Copy each line of the entries beneath that contains the word "Ctrl".

++++

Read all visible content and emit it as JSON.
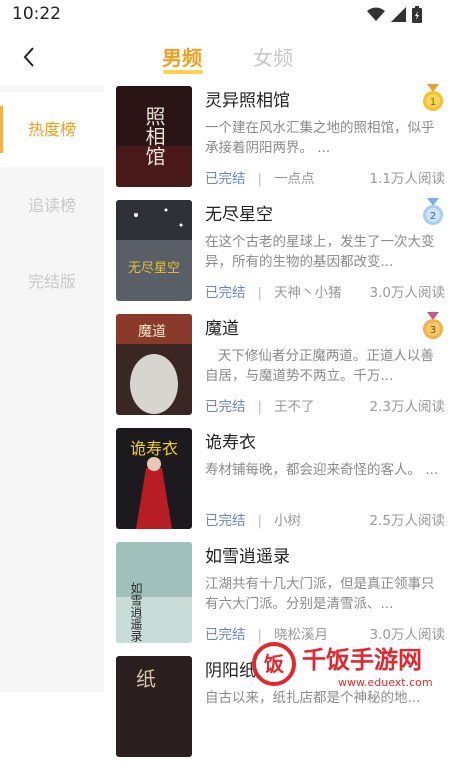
{
  "status_bar": {
    "time": "10:22"
  },
  "tabs": {
    "male": "男频",
    "female": "女频"
  },
  "sidebar": {
    "items": [
      {
        "label": "热度榜"
      },
      {
        "label": "追读榜"
      },
      {
        "label": "完结版"
      }
    ]
  },
  "books": [
    {
      "title": "灵异照相馆",
      "desc": "一个建在风水汇集之地的照相馆，似乎承接着阴阳两界。 ...",
      "status": "已完结",
      "author": "一点点",
      "reads": "1.1万人阅读",
      "rank": "1",
      "cover_text": "照相馆",
      "cover_color": "#2a1416"
    },
    {
      "title": "无尽星空",
      "desc": "在这个古老的星球上，发生了一次大变异，所有的生物的基因都改变...",
      "status": "已完结",
      "author": "天神丶小猪",
      "reads": "3.0万人阅读",
      "rank": "2",
      "cover_text": "无尽星空",
      "cover_color": "#6b6f78"
    },
    {
      "title": "魔道",
      "desc": "天下修仙者分正魔两道。正道人以善自居，与魔道势不两立。千万...",
      "status": "已完结",
      "author": "王不了",
      "reads": "2.3万人阅读",
      "rank": "3",
      "cover_text": "魔道",
      "cover_color": "#3a2622"
    },
    {
      "title": "诡寿衣",
      "desc": "寿材铺每晚，都会迎来奇怪的客人。 ...",
      "status": "已完结",
      "author": "小树",
      "reads": "2.5万人阅读",
      "rank": "",
      "cover_text": "诡寿衣",
      "cover_color": "#1c1a1e"
    },
    {
      "title": "如雪逍遥录",
      "desc": "江湖共有十几大门派，但是真正领事只有六大门派。分别是清雪派、...",
      "status": "已完结",
      "author": "晓松溪月",
      "reads": "3.0万人阅读",
      "rank": "",
      "cover_text": "如雪逍遥录",
      "cover_color": "#7fa8a5"
    },
    {
      "title": "阴阳纸",
      "desc": "自古以来，纸扎店都是个神秘的地...",
      "status": "",
      "author": "",
      "reads": "",
      "rank": "",
      "cover_text": "纸",
      "cover_color": "#2b1f1f"
    }
  ],
  "watermark": {
    "title": "千饭手游网",
    "url": "www.eduext.com"
  }
}
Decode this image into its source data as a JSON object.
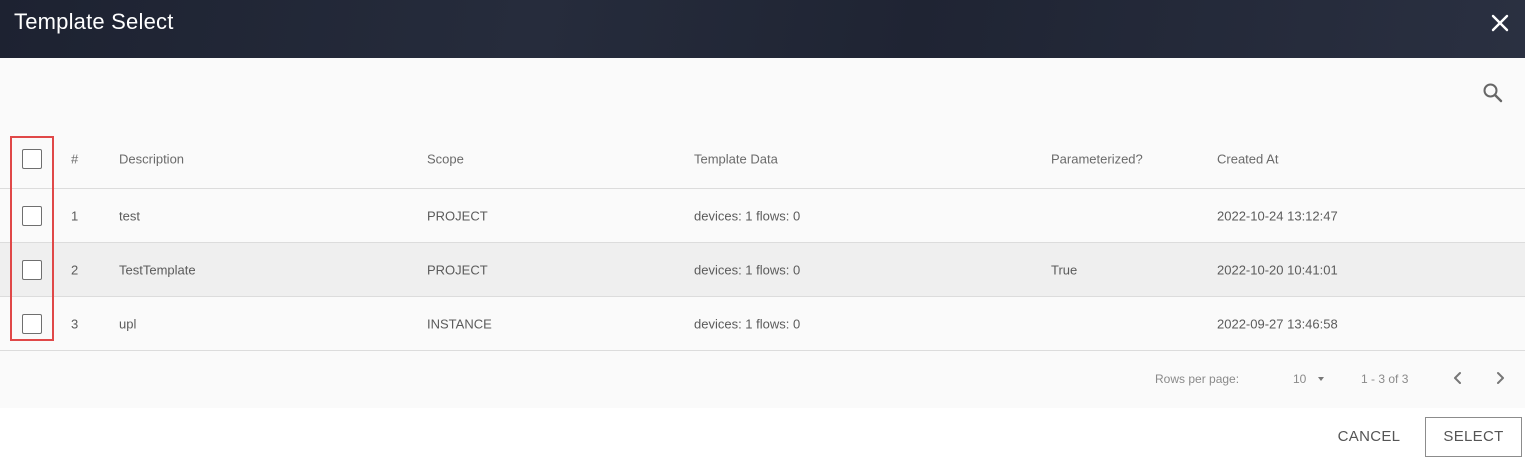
{
  "dialog": {
    "title": "Template Select"
  },
  "table": {
    "columns": {
      "index": "#",
      "description": "Description",
      "scope": "Scope",
      "template_data": "Template Data",
      "parameterized": "Parameterized?",
      "created_at": "Created At"
    },
    "rows": [
      {
        "index": "1",
        "description": "test",
        "scope": "PROJECT",
        "template_data": "devices: 1 flows: 0",
        "parameterized": "",
        "created_at": "2022-10-24 13:12:47"
      },
      {
        "index": "2",
        "description": "TestTemplate",
        "scope": "PROJECT",
        "template_data": "devices: 1 flows: 0",
        "parameterized": "True",
        "created_at": "2022-10-20 10:41:01"
      },
      {
        "index": "3",
        "description": "upl",
        "scope": "INSTANCE",
        "template_data": "devices: 1 flows: 0",
        "parameterized": "",
        "created_at": "2022-09-27 13:46:58"
      }
    ]
  },
  "pagination": {
    "rows_per_page_label": "Rows per page:",
    "rows_per_page_value": "10",
    "range": "1 - 3 of 3"
  },
  "footer": {
    "cancel_label": "CANCEL",
    "select_label": "SELECT"
  },
  "icons": {
    "close": "close-icon",
    "search": "search-icon",
    "prev": "chevron-left-icon",
    "next": "chevron-right-icon",
    "dropdown": "caret-down-icon"
  },
  "colors": {
    "title_bar": "#232837",
    "highlight_box": "#e04848",
    "selected_row": "#efefef"
  }
}
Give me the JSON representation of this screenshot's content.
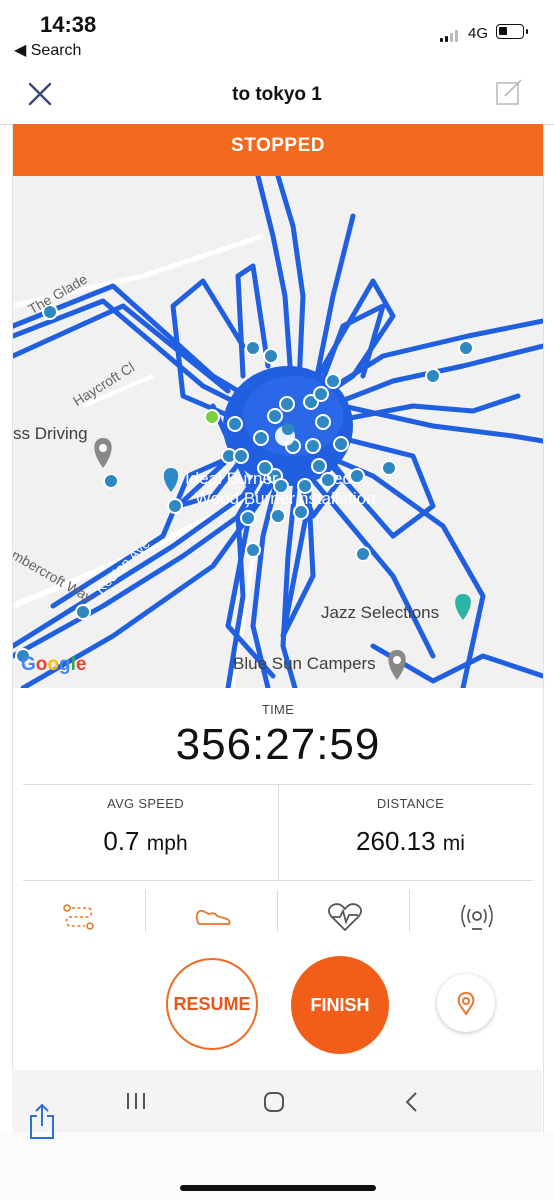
{
  "status": {
    "time": "14:38",
    "back_label": "◀ Search",
    "network": "4G"
  },
  "nav": {
    "title": "to tokyo 1",
    "close_icon": "close-icon",
    "edit_icon": "edit-icon"
  },
  "banner": {
    "text": "STOPPED",
    "color": "#f26a1d"
  },
  "map": {
    "labels": [
      "The Glade",
      "Haycroft Cl",
      "Keston Ave",
      "mbercroft Way"
    ],
    "pois": [
      "ss Driving",
      "Ideal Burner",
      "ed",
      "Wood Burner",
      "nstallation",
      "Jazz Selections",
      "Blue Sun Campers"
    ],
    "attribution": "Google",
    "route_color": "#1f5fe0"
  },
  "stats": {
    "time_label": "TIME",
    "time_value": "356:27:59",
    "avg_speed_label": "AVG SPEED",
    "avg_speed_value": "0.7",
    "avg_speed_unit": "mph",
    "distance_label": "DISTANCE",
    "distance_value": "260.13",
    "distance_unit": "mi"
  },
  "tabs": [
    "route-icon",
    "shoe-icon",
    "heart-rate-icon",
    "sensor-icon"
  ],
  "actions": {
    "resume": "RESUME",
    "finish": "FINISH",
    "location_icon": "location-pin-icon"
  },
  "accent_color": "#f26a1d"
}
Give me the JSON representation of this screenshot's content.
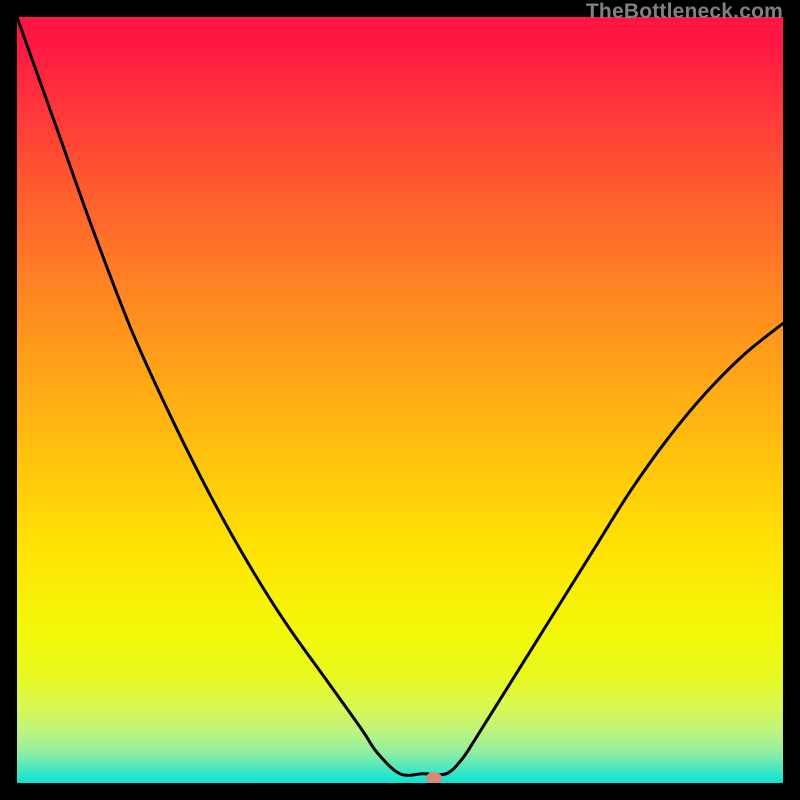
{
  "watermark": "TheBottleneck.com",
  "marker": {
    "x_frac": 0.544,
    "y_frac": 0.994,
    "color": "#d58a7a"
  },
  "chart_data": {
    "type": "line",
    "title": "",
    "xlabel": "",
    "ylabel": "",
    "xlim": [
      0,
      1
    ],
    "ylim": [
      0,
      1
    ],
    "grid": false,
    "legend": false,
    "annotations": [],
    "background": "vertical-gradient red→orange→yellow→green",
    "series": [
      {
        "name": "bottleneck-curve",
        "x": [
          0.0,
          0.05,
          0.1,
          0.15,
          0.2,
          0.25,
          0.3,
          0.35,
          0.4,
          0.45,
          0.47,
          0.5,
          0.53,
          0.56,
          0.58,
          0.6,
          0.65,
          0.7,
          0.75,
          0.8,
          0.85,
          0.9,
          0.95,
          1.0
        ],
        "y": [
          1.0,
          0.86,
          0.72,
          0.59,
          0.48,
          0.38,
          0.29,
          0.21,
          0.14,
          0.07,
          0.04,
          0.012,
          0.012,
          0.012,
          0.03,
          0.06,
          0.14,
          0.22,
          0.3,
          0.38,
          0.45,
          0.51,
          0.56,
          0.6
        ]
      }
    ],
    "marker_point": {
      "x": 0.544,
      "y": 0.006
    }
  }
}
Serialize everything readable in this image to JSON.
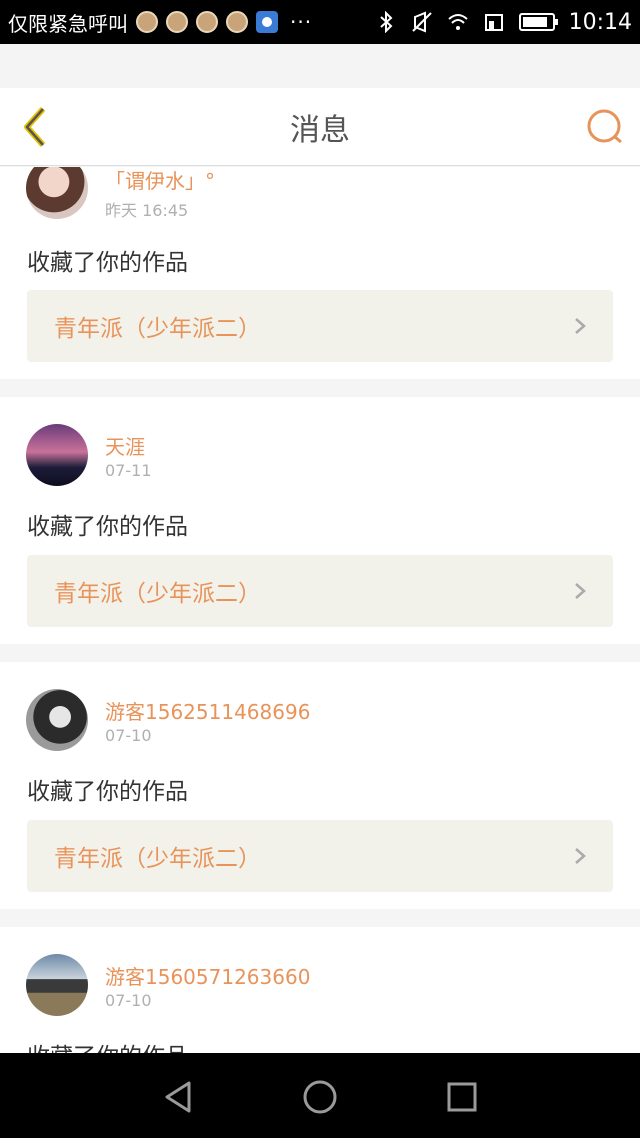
{
  "status_bar": {
    "carrier": "仅限紧急呼叫",
    "more": "···",
    "time": "10:14",
    "icons": [
      "notification-app-icon",
      "notification-app-icon",
      "notification-app-icon",
      "notification-app-icon",
      "baidu-paw-icon",
      "bluetooth-icon",
      "vibrate-off-icon",
      "wifi-icon",
      "data-icon",
      "battery-icon"
    ]
  },
  "header": {
    "title": "消息"
  },
  "colors": {
    "accent": "#e8935a",
    "back_arrow": "#e7c100",
    "card_bg": "#f3f2ea"
  },
  "messages": [
    {
      "user": "「谓伊水」°",
      "time": "昨天 16:45",
      "action": "收藏了你的作品",
      "work": "青年派（少年派二）"
    },
    {
      "user": "天涯",
      "time": "07-11",
      "action": "收藏了你的作品",
      "work": "青年派（少年派二）"
    },
    {
      "user": "游客1562511468696",
      "time": "07-10",
      "action": "收藏了你的作品",
      "work": "青年派（少年派二）"
    },
    {
      "user": "游客1560571263660",
      "time": "07-10",
      "action": "收藏了你的作品",
      "work": ""
    }
  ]
}
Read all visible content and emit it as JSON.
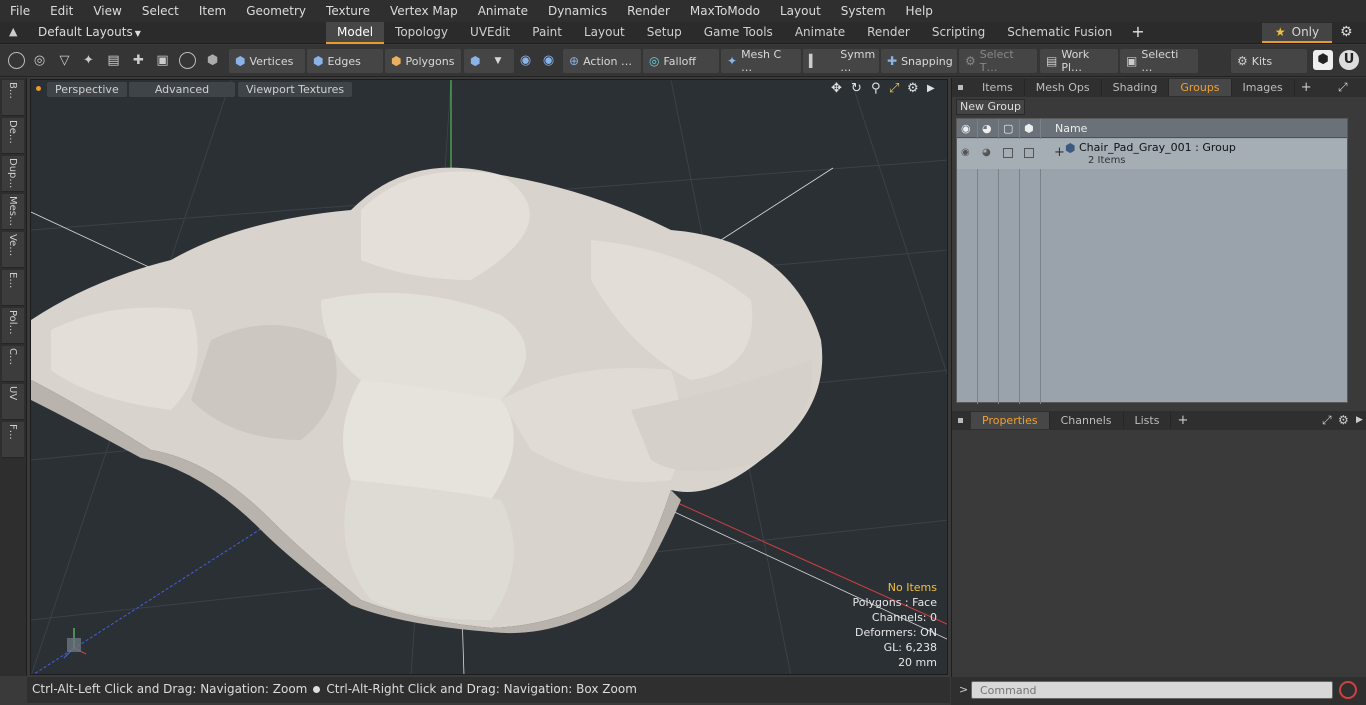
{
  "menu": [
    "File",
    "Edit",
    "View",
    "Select",
    "Item",
    "Geometry",
    "Texture",
    "Vertex Map",
    "Animate",
    "Dynamics",
    "Render",
    "MaxToModo",
    "Layout",
    "System",
    "Help"
  ],
  "layout_dropdown": "Default Layouts",
  "tabs": [
    {
      "label": "Model",
      "active": true
    },
    {
      "label": "Topology",
      "active": false
    },
    {
      "label": "UVEdit",
      "active": false
    },
    {
      "label": "Paint",
      "active": false
    },
    {
      "label": "Layout",
      "active": false
    },
    {
      "label": "Setup",
      "active": false
    },
    {
      "label": "Game Tools",
      "active": false
    },
    {
      "label": "Animate",
      "active": false
    },
    {
      "label": "Render",
      "active": false
    },
    {
      "label": "Scripting",
      "active": false
    },
    {
      "label": "Schematic Fusion",
      "active": false
    }
  ],
  "only_label": "Only",
  "toolbar": {
    "vertices": "Vertices",
    "edges": "Edges",
    "polygons": "Polygons",
    "action": "Action …",
    "falloff": "Falloff",
    "mesh": "Mesh C …",
    "symm": "Symm …",
    "snapping": "Snapping",
    "select_t": "Select T…",
    "work_pl": "Work Pl…",
    "selecti": "Selecti …",
    "kits": "Kits"
  },
  "left_tabs": [
    "B…",
    "De…",
    "Dup…",
    "Mes…",
    "Ve…",
    "E…",
    "Pol…",
    "C…",
    "UV",
    "F…"
  ],
  "viewport": {
    "perspective": "Perspective",
    "advanced": "Advanced",
    "viewport_textures": "Viewport Textures",
    "info": {
      "items": "No Items",
      "polygons": "Polygons : Face",
      "channels": "Channels: 0",
      "deformers": "Deformers: ON",
      "gl": "GL: 6,238",
      "unit": "20 mm"
    }
  },
  "status": {
    "left": "Ctrl-Alt-Left Click and Drag: Navigation: Zoom",
    "right": "Ctrl-Alt-Right Click and Drag: Navigation: Box Zoom"
  },
  "right_tabs": [
    {
      "label": "Items",
      "active": false
    },
    {
      "label": "Mesh Ops",
      "active": false
    },
    {
      "label": "Shading",
      "active": false
    },
    {
      "label": "Groups",
      "active": true
    },
    {
      "label": "Images",
      "active": false
    }
  ],
  "new_group": "New Group",
  "groups_header_name": "Name",
  "group_row": {
    "name": "Chair_Pad_Gray_001 : Group",
    "items": "2 Items"
  },
  "prop_tabs": [
    {
      "label": "Properties",
      "active": true
    },
    {
      "label": "Channels",
      "active": false
    },
    {
      "label": "Lists",
      "active": false
    }
  ],
  "command_placeholder": "Command",
  "colors": {
    "accent": "#e89a2a",
    "viewport_bg": "#2b3035",
    "cushion": "#d8d3cd"
  }
}
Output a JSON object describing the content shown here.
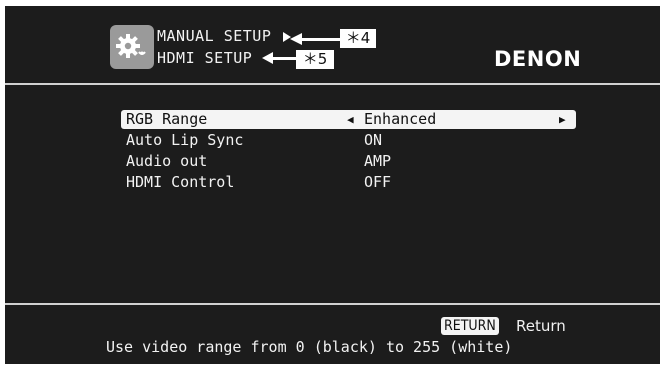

++++

### Reply to the task
    "left": "Ctrl-Alt-Left Click and Drag: Navigation: Zoom",
    "right": "Ctrl-Alt-Right Click and Drag: Navigation: Box Zoom"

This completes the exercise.